Problem details – The records should be written out in full, with nothing altered.

##### Given data

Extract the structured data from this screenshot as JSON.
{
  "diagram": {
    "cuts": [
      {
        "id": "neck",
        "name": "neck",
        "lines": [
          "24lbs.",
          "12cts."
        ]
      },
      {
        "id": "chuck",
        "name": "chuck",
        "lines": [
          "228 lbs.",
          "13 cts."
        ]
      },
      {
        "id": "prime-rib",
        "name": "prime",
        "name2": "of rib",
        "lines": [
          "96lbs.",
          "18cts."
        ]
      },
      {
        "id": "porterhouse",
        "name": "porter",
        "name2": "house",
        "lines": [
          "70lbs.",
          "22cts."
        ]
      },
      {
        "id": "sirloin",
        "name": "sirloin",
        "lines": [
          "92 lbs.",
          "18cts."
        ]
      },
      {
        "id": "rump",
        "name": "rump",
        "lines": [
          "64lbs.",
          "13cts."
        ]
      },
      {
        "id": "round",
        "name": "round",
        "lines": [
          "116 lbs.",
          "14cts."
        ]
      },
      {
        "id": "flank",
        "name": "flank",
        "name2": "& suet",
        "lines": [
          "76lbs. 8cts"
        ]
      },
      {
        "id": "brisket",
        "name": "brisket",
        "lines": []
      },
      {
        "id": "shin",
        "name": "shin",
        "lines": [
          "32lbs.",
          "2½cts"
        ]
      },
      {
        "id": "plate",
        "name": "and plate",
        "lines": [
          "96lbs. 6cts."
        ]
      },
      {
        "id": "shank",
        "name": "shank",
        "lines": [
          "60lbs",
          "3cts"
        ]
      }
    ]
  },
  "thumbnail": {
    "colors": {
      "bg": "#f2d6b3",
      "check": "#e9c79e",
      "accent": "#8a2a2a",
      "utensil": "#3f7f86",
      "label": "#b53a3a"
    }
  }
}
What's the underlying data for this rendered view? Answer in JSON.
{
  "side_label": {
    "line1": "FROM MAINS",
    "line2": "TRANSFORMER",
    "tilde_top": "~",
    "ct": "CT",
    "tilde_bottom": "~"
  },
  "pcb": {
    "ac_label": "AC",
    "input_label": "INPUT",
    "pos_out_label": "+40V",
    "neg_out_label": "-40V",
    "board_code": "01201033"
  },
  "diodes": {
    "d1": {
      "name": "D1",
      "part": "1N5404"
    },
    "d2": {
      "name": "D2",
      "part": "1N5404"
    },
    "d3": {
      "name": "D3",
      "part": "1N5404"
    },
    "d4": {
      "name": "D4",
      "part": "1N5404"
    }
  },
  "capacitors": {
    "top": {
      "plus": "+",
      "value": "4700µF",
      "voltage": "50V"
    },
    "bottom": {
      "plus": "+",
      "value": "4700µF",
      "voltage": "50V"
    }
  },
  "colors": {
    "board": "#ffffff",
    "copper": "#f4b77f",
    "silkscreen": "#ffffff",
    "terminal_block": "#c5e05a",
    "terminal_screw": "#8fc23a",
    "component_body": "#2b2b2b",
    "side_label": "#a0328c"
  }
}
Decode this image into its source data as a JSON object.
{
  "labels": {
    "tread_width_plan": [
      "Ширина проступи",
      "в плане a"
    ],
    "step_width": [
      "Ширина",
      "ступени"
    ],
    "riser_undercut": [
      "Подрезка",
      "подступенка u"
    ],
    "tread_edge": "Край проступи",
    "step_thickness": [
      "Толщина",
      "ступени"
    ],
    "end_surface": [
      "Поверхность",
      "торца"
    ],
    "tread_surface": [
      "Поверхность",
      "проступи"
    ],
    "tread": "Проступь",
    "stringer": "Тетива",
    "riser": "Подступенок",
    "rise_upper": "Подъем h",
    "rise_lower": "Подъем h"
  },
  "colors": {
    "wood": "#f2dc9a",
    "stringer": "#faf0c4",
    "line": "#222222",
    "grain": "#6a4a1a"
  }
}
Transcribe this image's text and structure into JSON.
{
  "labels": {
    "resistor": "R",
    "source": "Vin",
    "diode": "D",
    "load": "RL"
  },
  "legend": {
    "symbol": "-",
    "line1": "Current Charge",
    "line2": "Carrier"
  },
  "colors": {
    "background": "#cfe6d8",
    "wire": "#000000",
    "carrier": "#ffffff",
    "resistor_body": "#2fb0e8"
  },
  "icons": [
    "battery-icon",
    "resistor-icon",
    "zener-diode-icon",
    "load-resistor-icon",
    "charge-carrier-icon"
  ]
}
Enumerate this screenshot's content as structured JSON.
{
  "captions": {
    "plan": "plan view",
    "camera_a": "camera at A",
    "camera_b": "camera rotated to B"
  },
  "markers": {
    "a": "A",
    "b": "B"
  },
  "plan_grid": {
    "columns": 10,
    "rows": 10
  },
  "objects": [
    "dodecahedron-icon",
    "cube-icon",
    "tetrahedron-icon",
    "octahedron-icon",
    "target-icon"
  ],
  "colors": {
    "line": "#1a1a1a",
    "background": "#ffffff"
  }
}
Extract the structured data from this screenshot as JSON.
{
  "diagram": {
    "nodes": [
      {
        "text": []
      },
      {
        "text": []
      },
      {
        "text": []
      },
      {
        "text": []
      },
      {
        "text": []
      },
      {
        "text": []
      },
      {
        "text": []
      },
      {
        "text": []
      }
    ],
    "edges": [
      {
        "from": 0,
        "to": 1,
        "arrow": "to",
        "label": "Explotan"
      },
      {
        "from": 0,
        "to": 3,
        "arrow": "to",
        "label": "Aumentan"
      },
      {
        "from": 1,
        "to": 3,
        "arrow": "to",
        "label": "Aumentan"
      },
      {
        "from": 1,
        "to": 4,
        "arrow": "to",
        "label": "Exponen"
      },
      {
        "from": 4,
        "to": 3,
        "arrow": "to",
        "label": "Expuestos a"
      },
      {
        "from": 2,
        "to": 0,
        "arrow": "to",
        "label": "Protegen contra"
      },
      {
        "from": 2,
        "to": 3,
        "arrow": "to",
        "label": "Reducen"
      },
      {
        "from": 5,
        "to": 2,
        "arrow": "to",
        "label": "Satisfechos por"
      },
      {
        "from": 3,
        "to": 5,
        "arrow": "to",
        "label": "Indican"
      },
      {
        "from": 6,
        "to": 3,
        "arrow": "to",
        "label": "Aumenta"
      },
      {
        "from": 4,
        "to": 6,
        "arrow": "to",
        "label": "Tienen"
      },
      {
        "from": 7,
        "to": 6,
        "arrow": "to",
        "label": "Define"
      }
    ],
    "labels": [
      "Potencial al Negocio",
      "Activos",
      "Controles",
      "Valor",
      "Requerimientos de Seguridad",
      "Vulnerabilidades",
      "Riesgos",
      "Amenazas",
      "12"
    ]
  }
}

##########

Reply –
Extract the structured data from this screenshot as JSON.
{
  "diagram": {
    "cuts": [
      {
        "id": "neck",
        "name": "neck",
        "lines": [
          "24lbs.",
          "12cts."
        ]
      },
      {
        "id": "chuck",
        "name": "chuck",
        "lines": [
          "228 lbs.",
          "13 cts."
        ]
      },
      {
        "id": "prime-rib",
        "name": "prime",
        "name2": "of rib",
        "lines": [
          "96lbs.",
          "18cts."
        ]
      },
      {
        "id": "porterhouse",
        "name": "porter",
        "name2": "house",
        "lines": [
          "70lbs.",
          "22cts."
        ]
      },
      {
        "id": "sirloin",
        "name": "sirloin",
        "lines": [
          "92 lbs.",
          "18cts."
        ]
      },
      {
        "id": "rump",
        "name": "rump",
        "lines": [
          "64lbs.",
          "13cts."
        ]
      },
      {
        "id": "round",
        "name": "round",
        "lines": [
          "116 lbs.",
          "14cts."
        ]
      },
      {
        "id": "flank",
        "name": "flank",
        "name2": "& suet",
        "lines": [
          "76lbs. 8cts"
        ]
      },
      {
        "id": "brisket",
        "name": "brisket",
        "lines": []
      },
      {
        "id": "shin",
        "name": "shin",
        "lines": [
          "32lbs.",
          "2½cts"
        ]
      },
      {
        "id": "plate",
        "name": "and plate",
        "lines": [
          "96lbs. 6cts."
        ]
      },
      {
        "id": "shank",
        "name": "shank",
        "lines": [
          "60lbs",
          "3cts"
        ]
      }
    ]
  },
  "thumbnail": {
    "colors": {
      "bg": "#f2d6b3",
      "check": "#e9c79e",
      "accent": "#8a2a2a",
      "utensil": "#3f7f86",
      "label": "#b53a3a"
    }
  }
}
What's the underlying data for this rendered view? Answer in JSON.
{
  "side_label": {
    "line1": "FROM MAINS",
    "line2": "TRANSFORMER",
    "tilde_top": "~",
    "ct": "CT",
    "tilde_bottom": "~"
  },
  "pcb": {
    "ac_label": "AC",
    "input_label": "INPUT",
    "pos_out_label": "+40V",
    "neg_out_label": "-40V",
    "board_code": "01201033"
  },
  "diodes": {
    "d1": {
      "name": "D1",
      "part": "1N5404"
    },
    "d2": {
      "name": "D2",
      "part": "1N5404"
    },
    "d3": {
      "name": "D3",
      "part": "1N5404"
    },
    "d4": {
      "name": "D4",
      "part": "1N5404"
    }
  },
  "capacitors": {
    "top": {
      "plus": "+",
      "value": "4700µF",
      "voltage": "50V"
    },
    "bottom": {
      "plus": "+",
      "value": "4700µF",
      "voltage": "50V"
    }
  },
  "colors": {
    "board": "#ffffff",
    "copper": "#f4b77f",
    "silkscreen": "#ffffff",
    "terminal_block": "#c5e05a",
    "terminal_screw": "#8fc23a",
    "component_body": "#2b2b2b",
    "side_label": "#a0328c"
  }
}
Decode this image into its source data as a JSON object.
{
  "labels": {
    "tread_width_plan": [
      "Ширина проступи",
      "в плане a"
    ],
    "step_width": [
      "Ширина",
      "ступени"
    ],
    "riser_undercut": [
      "Подрезка",
      "подступенка u"
    ],
    "tread_edge": "Край проступи",
    "step_thickness": [
      "Толщина",
      "ступени"
    ],
    "end_surface": [
      "Поверхность",
      "торца"
    ],
    "tread_surface": [
      "Поверхность",
      "проступи"
    ],
    "tread": "Проступь",
    "stringer": "Тетива",
    "riser": "Подступенок",
    "rise_upper": "Подъем h",
    "rise_lower": "Подъем h"
  },
  "colors": {
    "wood": "#f2dc9a",
    "stringer": "#faf0c4",
    "line": "#222222",
    "grain": "#6a4a1a"
  }
}
Transcribe this image's text and structure into JSON.
{
  "labels": {
    "resistor": "R",
    "source": "Vin",
    "diode": "D",
    "load": "RL"
  },
  "legend": {
    "symbol": "-",
    "line1": "Current Charge",
    "line2": "Carrier"
  },
  "colors": {
    "background": "#cfe6d8",
    "wire": "#000000",
    "carrier": "#ffffff",
    "resistor_body": "#2fb0e8"
  },
  "icons": [
    "battery-icon",
    "resistor-icon",
    "zener-diode-icon",
    "load-resistor-icon",
    "charge-carrier-icon"
  ]
}
Enumerate this screenshot's content as structured JSON.
{
  "captions": {
    "plan": "plan view",
    "camera_a": "camera at A",
    "camera_b": "camera rotated to B"
  },
  "markers": {
    "a": "A",
    "b": "B"
  },
  "plan_grid": {
    "columns": 10,
    "rows": 10
  },
  "objects": [
    "dodecahedron-icon",
    "cube-icon",
    "tetrahedron-icon",
    "octahedron-icon",
    "target-icon"
  ],
  "colors": {
    "line": "#1a1a1a",
    "background": "#ffffff"
  }
}
Extract the structured data from this screenshot as JSON.
{
  "diagram": {
    "nodes": [
      {
        "text": []
      },
      {
        "text": []
      },
      {
        "text": []
      },
      {
        "text": []
      },
      {
        "text": []
      },
      {
        "text": []
      },
      {
        "text": []
      },
      {
        "text": []
      }
    ],
    "edges": [
      {
        "from": 0,
        "to": 1,
        "arrow": "to",
        "label": "Explotan"
      },
      {
        "from": 0,
        "to": 3,
        "arrow": "to",
        "label": "Aumentan"
      },
      {
        "from": 1,
        "to": 3,
        "arrow": "to",
        "label": "Aumentan"
      },
      {
        "from": 1,
        "to": 4,
        "arrow": "to",
        "label": "Exponen"
      },
      {
        "from": 4,
        "to": 3,
        "arrow": "to",
        "label": "Expuestos a"
      },
      {
        "from": 2,
        "to": 0,
        "arrow": "to",
        "label": "Protegen contra"
      },
      {
        "from": 2,
        "to": 3,
        "arrow": "to",
        "label": "Reducen"
      },
      {
        "from": 5,
        "to": 2,
        "arrow": "to",
        "label": "Satisfechos por"
      },
      {
        "from": 3,
        "to": 5,
        "arrow": "to",
        "label": "Indican"
      },
      {
        "from": 6,
        "to": 3,
        "arrow": "to",
        "label": "Aumenta"
      },
      {
        "from": 4,
        "to": 6,
        "arrow": "to",
        "label": "Tienen"
      },
      {
        "from": 7,
        "to": 6,
        "arrow": "to",
        "label": "Define"
      }
    ],
    "labels": [
      "Potencial al Negocio",
      "Activos",
      "Controles",
      "Valor",
      "Requerimientos de Seguridad",
      "Vulnerabilidades",
      "Riesgos",
      "Amenazas",
      "12"
    ]
  }
}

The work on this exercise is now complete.